## START GIVEN INFORMATION

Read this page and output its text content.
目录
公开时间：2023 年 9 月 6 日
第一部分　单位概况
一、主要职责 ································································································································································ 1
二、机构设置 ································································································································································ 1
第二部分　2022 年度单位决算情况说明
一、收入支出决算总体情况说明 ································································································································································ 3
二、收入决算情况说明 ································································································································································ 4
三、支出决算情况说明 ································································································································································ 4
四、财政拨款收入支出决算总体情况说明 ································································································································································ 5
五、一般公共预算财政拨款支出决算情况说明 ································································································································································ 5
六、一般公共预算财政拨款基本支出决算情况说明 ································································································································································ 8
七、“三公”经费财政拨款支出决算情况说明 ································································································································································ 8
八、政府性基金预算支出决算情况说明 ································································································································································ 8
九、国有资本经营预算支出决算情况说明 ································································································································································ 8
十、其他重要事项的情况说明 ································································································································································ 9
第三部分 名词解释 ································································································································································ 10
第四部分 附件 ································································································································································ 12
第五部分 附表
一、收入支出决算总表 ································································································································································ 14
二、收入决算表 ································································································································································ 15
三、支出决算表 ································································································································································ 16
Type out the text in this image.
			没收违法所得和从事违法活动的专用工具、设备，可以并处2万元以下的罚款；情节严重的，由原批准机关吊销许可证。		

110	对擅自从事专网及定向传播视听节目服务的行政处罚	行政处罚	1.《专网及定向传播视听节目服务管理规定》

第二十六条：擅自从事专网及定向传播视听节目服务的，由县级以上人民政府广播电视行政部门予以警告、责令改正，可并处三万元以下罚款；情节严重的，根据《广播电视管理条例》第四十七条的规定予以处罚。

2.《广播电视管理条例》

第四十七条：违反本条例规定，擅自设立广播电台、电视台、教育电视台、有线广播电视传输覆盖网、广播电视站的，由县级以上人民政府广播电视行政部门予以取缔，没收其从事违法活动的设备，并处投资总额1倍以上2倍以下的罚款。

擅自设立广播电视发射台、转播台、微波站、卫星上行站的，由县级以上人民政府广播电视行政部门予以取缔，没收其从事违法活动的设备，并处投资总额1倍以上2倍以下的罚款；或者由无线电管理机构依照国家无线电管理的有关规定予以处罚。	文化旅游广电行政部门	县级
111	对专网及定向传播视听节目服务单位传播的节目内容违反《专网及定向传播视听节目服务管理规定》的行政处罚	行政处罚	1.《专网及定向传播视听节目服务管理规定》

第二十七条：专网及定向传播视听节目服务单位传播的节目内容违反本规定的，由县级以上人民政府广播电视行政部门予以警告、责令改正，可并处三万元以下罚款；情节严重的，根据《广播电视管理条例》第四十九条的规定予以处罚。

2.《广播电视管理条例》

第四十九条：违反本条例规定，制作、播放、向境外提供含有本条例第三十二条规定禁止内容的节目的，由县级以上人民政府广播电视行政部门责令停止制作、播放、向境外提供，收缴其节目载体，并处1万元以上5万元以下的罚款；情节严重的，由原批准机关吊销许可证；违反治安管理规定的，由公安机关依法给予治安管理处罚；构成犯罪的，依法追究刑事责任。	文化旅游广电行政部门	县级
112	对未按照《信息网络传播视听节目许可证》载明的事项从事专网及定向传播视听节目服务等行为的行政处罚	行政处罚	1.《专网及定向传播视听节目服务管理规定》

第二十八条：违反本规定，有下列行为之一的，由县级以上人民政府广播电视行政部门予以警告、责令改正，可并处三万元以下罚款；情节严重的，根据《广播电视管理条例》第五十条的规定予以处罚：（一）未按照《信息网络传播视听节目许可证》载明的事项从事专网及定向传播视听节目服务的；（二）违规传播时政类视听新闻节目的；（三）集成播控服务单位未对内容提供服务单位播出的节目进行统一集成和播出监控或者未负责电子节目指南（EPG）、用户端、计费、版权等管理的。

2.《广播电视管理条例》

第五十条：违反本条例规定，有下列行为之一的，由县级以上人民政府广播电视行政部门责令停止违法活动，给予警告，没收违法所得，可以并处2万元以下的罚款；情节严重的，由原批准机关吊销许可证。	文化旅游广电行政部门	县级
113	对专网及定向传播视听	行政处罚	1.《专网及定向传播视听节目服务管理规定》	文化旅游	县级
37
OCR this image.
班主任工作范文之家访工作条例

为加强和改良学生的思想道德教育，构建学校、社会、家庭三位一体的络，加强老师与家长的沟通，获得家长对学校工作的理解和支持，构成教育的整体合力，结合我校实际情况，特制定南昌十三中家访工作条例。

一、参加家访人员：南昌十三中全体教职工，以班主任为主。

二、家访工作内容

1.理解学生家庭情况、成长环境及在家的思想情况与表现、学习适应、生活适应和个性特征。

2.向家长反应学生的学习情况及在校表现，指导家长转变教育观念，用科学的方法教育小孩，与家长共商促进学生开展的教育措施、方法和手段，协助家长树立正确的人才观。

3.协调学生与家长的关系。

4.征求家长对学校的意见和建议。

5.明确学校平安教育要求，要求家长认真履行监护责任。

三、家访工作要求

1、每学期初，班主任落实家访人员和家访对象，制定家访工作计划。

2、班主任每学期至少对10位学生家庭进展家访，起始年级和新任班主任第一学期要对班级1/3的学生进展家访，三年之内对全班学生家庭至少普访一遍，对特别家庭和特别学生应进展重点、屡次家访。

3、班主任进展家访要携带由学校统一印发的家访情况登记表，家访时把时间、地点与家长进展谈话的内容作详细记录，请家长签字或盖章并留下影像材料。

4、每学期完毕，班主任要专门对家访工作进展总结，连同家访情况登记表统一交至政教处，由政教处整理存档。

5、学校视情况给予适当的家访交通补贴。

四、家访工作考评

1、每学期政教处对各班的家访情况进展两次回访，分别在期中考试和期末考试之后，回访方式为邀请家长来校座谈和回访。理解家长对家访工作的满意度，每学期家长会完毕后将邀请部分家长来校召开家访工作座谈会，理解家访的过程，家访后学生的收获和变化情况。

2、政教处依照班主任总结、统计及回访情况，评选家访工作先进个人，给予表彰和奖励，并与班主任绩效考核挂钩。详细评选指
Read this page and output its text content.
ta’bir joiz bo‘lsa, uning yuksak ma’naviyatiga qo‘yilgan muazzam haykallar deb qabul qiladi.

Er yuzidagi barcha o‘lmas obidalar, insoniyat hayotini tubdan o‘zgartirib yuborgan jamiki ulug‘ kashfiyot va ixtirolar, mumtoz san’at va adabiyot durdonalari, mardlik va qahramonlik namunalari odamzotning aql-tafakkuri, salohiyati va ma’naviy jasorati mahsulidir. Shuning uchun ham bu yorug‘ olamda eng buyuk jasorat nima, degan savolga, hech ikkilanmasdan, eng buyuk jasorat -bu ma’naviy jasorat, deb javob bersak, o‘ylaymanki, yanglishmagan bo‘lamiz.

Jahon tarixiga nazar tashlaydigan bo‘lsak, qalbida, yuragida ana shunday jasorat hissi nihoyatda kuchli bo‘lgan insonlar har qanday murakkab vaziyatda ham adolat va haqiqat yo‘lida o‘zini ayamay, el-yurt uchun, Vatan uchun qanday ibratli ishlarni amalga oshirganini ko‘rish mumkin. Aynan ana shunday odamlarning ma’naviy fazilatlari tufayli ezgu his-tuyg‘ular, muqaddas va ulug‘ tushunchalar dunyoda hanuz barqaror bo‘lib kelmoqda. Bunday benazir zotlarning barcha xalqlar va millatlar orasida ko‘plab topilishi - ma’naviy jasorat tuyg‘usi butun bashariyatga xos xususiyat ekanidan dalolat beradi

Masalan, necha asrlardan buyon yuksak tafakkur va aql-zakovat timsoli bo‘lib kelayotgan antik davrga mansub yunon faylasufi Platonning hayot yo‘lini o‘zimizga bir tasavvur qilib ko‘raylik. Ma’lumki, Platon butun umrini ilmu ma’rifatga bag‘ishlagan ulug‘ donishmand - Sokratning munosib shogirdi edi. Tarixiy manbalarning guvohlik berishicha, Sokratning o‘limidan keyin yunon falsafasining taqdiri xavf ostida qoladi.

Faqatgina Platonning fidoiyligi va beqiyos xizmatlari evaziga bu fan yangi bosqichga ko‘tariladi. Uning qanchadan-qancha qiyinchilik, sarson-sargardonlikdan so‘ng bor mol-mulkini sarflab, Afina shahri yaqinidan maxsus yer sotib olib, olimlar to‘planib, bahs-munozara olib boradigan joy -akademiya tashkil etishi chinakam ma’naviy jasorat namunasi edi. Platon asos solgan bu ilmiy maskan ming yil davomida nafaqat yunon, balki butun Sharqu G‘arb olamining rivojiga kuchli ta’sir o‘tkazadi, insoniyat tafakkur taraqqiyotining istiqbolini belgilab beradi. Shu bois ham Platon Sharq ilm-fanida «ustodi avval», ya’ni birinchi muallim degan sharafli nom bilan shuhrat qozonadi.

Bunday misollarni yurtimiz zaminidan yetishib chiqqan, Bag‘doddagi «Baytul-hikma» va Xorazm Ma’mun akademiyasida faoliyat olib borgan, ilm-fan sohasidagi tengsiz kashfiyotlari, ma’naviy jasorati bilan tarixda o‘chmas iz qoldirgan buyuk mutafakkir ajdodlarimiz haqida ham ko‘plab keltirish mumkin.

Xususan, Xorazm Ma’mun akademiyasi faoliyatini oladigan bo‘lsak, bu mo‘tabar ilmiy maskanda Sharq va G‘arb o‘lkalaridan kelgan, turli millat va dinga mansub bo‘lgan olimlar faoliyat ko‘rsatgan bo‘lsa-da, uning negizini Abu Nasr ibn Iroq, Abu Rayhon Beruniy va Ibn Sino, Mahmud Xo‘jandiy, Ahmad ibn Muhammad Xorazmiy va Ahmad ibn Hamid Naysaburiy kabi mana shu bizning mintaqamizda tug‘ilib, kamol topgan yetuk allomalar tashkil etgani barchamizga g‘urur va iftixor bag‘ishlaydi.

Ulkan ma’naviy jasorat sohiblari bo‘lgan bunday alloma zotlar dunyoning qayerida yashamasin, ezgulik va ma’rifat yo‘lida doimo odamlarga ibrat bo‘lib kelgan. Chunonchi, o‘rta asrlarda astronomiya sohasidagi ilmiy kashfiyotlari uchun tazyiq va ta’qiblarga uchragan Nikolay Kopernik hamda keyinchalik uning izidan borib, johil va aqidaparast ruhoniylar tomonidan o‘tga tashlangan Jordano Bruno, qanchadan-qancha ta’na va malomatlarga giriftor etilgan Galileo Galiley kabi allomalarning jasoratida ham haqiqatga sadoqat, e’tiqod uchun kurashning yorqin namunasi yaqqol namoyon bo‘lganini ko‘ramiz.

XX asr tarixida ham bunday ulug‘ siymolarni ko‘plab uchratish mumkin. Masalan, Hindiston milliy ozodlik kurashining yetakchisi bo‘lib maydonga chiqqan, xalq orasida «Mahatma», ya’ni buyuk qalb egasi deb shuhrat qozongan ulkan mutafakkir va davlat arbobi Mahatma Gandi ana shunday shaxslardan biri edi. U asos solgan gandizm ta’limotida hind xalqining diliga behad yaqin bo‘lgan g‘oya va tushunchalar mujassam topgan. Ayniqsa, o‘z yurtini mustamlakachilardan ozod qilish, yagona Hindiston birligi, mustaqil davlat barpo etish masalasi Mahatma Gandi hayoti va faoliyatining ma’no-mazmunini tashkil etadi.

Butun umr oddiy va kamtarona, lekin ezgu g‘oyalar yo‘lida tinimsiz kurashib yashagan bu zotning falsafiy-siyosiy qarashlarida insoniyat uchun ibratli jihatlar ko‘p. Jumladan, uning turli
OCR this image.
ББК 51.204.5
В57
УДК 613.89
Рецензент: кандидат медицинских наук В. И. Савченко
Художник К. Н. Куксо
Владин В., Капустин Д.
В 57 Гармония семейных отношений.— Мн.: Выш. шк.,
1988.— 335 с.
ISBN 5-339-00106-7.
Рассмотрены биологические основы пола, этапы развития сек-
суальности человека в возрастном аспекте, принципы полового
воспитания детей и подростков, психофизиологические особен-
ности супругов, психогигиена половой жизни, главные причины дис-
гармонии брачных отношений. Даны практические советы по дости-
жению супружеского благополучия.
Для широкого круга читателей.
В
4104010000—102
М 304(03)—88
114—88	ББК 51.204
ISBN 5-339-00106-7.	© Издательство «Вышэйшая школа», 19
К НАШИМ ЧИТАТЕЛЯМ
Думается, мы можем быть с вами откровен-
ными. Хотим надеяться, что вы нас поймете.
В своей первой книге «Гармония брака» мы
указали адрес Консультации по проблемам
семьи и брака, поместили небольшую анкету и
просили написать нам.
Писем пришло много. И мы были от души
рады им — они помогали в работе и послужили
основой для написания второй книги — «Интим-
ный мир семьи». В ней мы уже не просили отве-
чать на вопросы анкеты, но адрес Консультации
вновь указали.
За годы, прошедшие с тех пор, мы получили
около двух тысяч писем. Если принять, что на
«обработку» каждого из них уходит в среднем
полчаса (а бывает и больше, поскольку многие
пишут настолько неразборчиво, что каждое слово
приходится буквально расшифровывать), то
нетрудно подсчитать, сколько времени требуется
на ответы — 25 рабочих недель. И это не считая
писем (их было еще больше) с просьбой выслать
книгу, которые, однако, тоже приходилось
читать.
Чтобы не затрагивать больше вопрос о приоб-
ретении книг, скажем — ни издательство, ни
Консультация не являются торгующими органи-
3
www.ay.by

## END GIVEN INFORMATION

__STATED TASK__
Pull out all lines from the entries above in which the word "违反本条例规定" appears.

__OUTPUT OF THE EXERCISE__
第四十七条：违反本条例规定，擅自设立广播电台、电视台、教育电视台、有线广播电视传输覆盖网、广播电视站的，由县级以上人民政府广播电视行政部门予以取缔，没收其从事违法活动的设备，并处投资总额1倍以上2倍以下的罚款。
第四十九条：违反本条例规定，制作、播放、向境外提供含有本条例第三十二条规定禁止内容的节目的，由县级以上人民政府广播电视行政部门责令停止制作、播放、向境外提供，收缴其节目载体，并处1万元以上5万元以下的罚款；情节严重的，由原批准机关吊销许可证；违反治安管理规定的，由公安机关依法给予治安管理处罚；构成犯罪的，依法追究刑事责任。	文化旅游广电行政部门	县级
第五十条：违反本条例规定，有下列行为之一的，由县级以上人民政府广播电视行政部门责令停止违法活动，给予警告，没收违法所得，可以并处2万元以下的罚款；情节严重的，由原批准机关吊销许可证。	文化旅游广电行政部门	县级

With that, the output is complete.